Return all of the entries exactly as written.

※

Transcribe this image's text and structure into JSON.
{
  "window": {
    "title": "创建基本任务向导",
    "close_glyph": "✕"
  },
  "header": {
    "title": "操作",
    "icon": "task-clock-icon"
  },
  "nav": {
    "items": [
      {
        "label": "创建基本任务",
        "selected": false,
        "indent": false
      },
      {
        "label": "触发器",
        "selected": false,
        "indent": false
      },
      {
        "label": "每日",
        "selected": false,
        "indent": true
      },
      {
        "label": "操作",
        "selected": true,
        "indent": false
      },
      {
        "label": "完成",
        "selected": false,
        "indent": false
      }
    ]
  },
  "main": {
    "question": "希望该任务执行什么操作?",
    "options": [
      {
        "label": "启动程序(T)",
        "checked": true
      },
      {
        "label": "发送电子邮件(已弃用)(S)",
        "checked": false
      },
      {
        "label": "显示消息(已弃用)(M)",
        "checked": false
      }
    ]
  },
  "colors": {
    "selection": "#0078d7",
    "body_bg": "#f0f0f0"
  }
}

※

**CORRECT ANSWER:**
Transcribe this image's text and structure into JSON.
{
  "window": {
    "title": "创建基本任务向导",
    "close_glyph": "✕"
  },
  "header": {
    "title": "操作",
    "icon": "task-clock-icon"
  },
  "nav": {
    "items": [
      {
        "label": "创建基本任务",
        "selected": false,
        "indent": false
      },
      {
        "label": "触发器",
        "selected": false,
        "indent": false
      },
      {
        "label": "每日",
        "selected": false,
        "indent": true
      },
      {
        "label": "操作",
        "selected": true,
        "indent": false
      },
      {
        "label": "完成",
        "selected": false,
        "indent": false
      }
    ]
  },
  "main": {
    "question": "希望该任务执行什么操作?",
    "options": [
      {
        "label": "启动程序(T)",
        "checked": true
      },
      {
        "label": "发送电子邮件(已弃用)(S)",
        "checked": false
      },
      {
        "label": "显示消息(已弃用)(M)",
        "checked": false
      }
    ]
  },
  "colors": {
    "selection": "#0078d7",
    "body_bg": "#f0f0f0"
  }
}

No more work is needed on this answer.